Task input ::
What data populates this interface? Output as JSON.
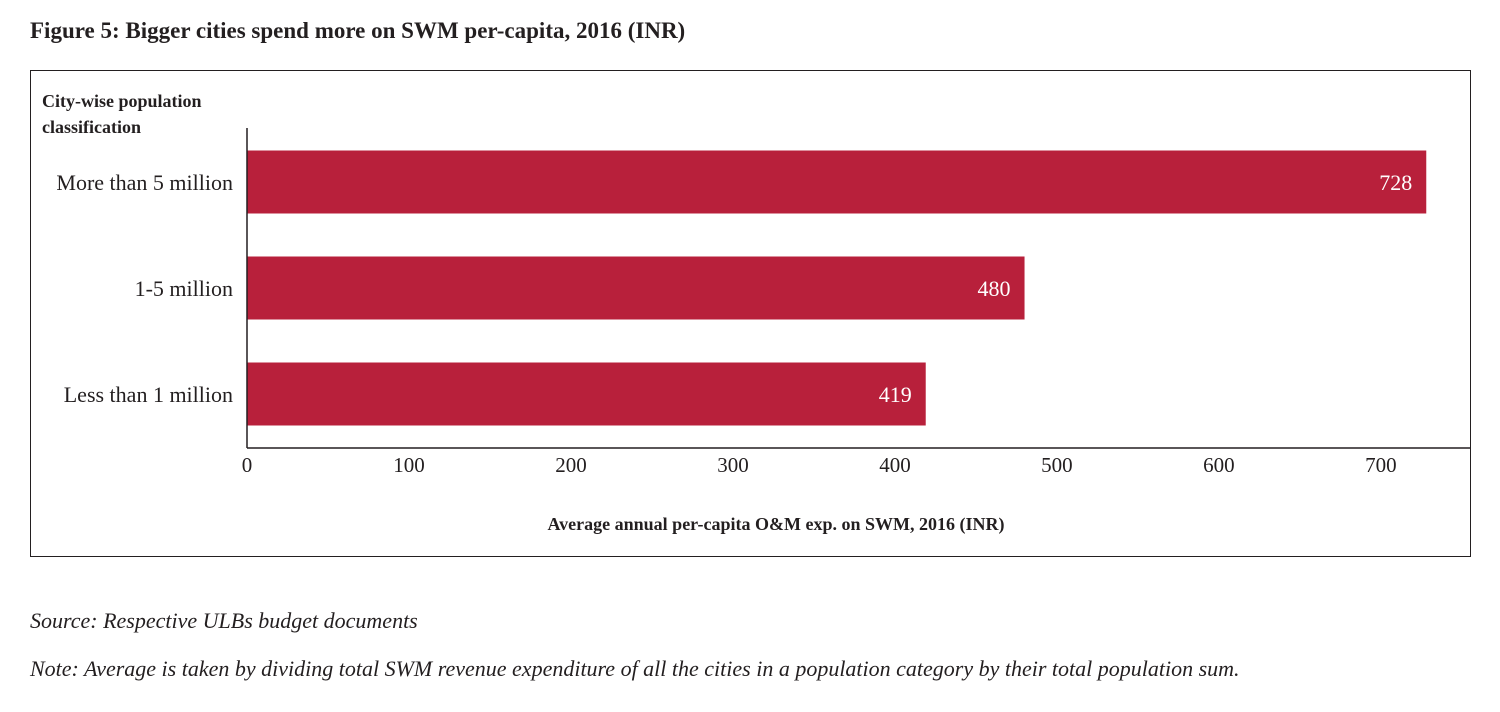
{
  "title": "Figure 5: Bigger cities spend more on SWM per-capita, 2016 (INR)",
  "chart_data": {
    "type": "bar",
    "orientation": "horizontal",
    "title": "Figure 5: Bigger cities spend more on SWM per-capita, 2016 (INR)",
    "ylabel_line1": "City-wise population",
    "ylabel_line2": "classification",
    "xlabel": "Average annual per-capita O&M exp. on SWM, 2016 (INR)",
    "categories": [
      "More than 5 million",
      "1-5 million",
      "Less than 1 million"
    ],
    "values": [
      728,
      480,
      419
    ],
    "value_labels": [
      "728",
      "480",
      "419"
    ],
    "xticks": [
      "0",
      "100",
      "200",
      "300",
      "400",
      "500",
      "600",
      "700"
    ],
    "xlim": [
      0,
      755
    ],
    "grid": false,
    "bar_color": "#b8203b"
  },
  "source": "Source: Respective ULBs budget documents",
  "note": "Note: Average is taken by dividing total SWM revenue expenditure of all the cities in a population category by their total population sum."
}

Short problem ::
Go through the material above and print all of it exactly, except the pictures.

Exercise output ::
What data populates this interface? Output as JSON.
{
  "title": "Figure 5: Bigger cities spend more on SWM per-capita, 2016 (INR)",
  "chart_data": {
    "type": "bar",
    "orientation": "horizontal",
    "title": "Figure 5: Bigger cities spend more on SWM per-capita, 2016 (INR)",
    "ylabel_line1": "City-wise population",
    "ylabel_line2": "classification",
    "xlabel": "Average annual per-capita O&M exp. on SWM, 2016 (INR)",
    "categories": [
      "More than 5 million",
      "1-5 million",
      "Less than 1 million"
    ],
    "values": [
      728,
      480,
      419
    ],
    "value_labels": [
      "728",
      "480",
      "419"
    ],
    "xticks": [
      "0",
      "100",
      "200",
      "300",
      "400",
      "500",
      "600",
      "700"
    ],
    "xlim": [
      0,
      755
    ],
    "grid": false,
    "bar_color": "#b8203b"
  },
  "source": "Source: Respective ULBs budget documents",
  "note": "Note: Average is taken by dividing total SWM revenue expenditure of all the cities in a population category by their total population sum."
}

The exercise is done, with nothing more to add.